Data entries ->

###

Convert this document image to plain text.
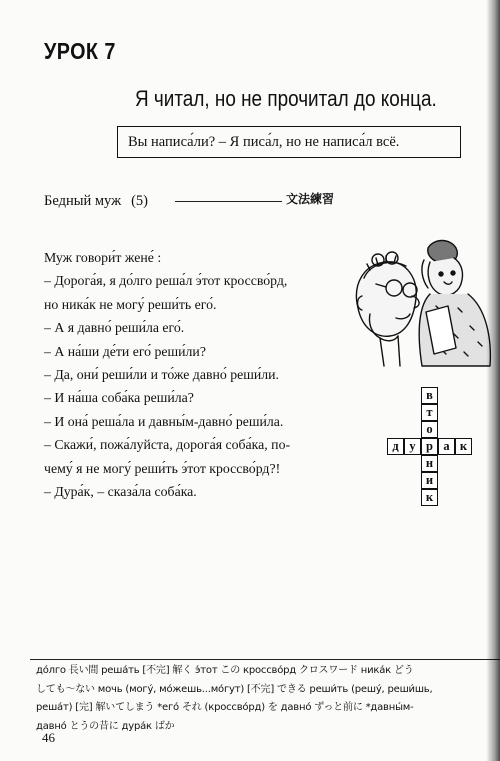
УРОК 7
Я читал, но не прочитал до конца.
Вы написа́ли? – Я писа́л, но не написа́л всё.
Бедный муж (5)	文法練習
Муж говори́т жене́ :
– Дорога́я, я до́лго реша́л э́тот кроссво́рд,
но ника́к не могу́ реши́ть его́.
– А я давно́ реши́ла его́.
– А на́ши де́ти его́ реши́ли?
– Да, они́ реши́ли и то́же давно́ реши́ли.
– И на́ша соба́ка реши́ла?
– И она́ реша́ла и давны́м-давно́ реши́ла.
– Скажи́, пожа́луйста, дорога́я соба́ка, по-
чему́ я не могу́ реши́ть э́тот кроссво́рд?!
– Дура́к, – сказа́ла соба́ка.
в
т
о
д у р а к
н
и
к
до́лго 長い間 реша́ть [不完] 解く э́тот この кроссво́рд クロスワード ника́к どう
しても～ない мочь (могу́, мо́жешь...мо́гут) [不完] できる реши́ть (решу́, реши́шь,
реша́т) [完] 解いてしまう *его́ それ (кроссво́рд) を давно́ ずっと前に *давны́м-
давно́ とうの昔に дура́к ばか
46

###

Prompt ->
Output the entries above exactly. Drop the pictures.

Solution for this problem ->
Convert this document image to plain text.
УРОК 7
Я читал, но не прочитал до конца.
Вы написа́ли? – Я писа́л, но не написа́л всё.
Бедный муж (5)	文法練習
Муж говори́т жене́ :
– Дорога́я, я до́лго реша́л э́тот кроссво́рд,
но ника́к не могу́ реши́ть его́.
– А я давно́ реши́ла его́.
– А на́ши де́ти его́ реши́ли?
– Да, они́ реши́ли и то́же давно́ реши́ли.
– И на́ша соба́ка реши́ла?
– И она́ реша́ла и давны́м-давно́ реши́ла.
– Скажи́, пожа́луйста, дорога́я соба́ка, по-
чему́ я не могу́ реши́ть э́тот кроссво́рд?!
– Дура́к, – сказа́ла соба́ка.
в
т
о
д у р а к
н
и
к
до́лго 長い間 реша́ть [不完] 解く э́тот この кроссво́рд クロスワード ника́к どう
しても～ない мочь (могу́, мо́жешь...мо́гут) [不完] できる реши́ть (решу́, реши́шь,
реша́т) [完] 解いてしまう *его́ それ (кроссво́рд) を давно́ ずっと前に *давны́м-
давно́ とうの昔に дура́к ばか
46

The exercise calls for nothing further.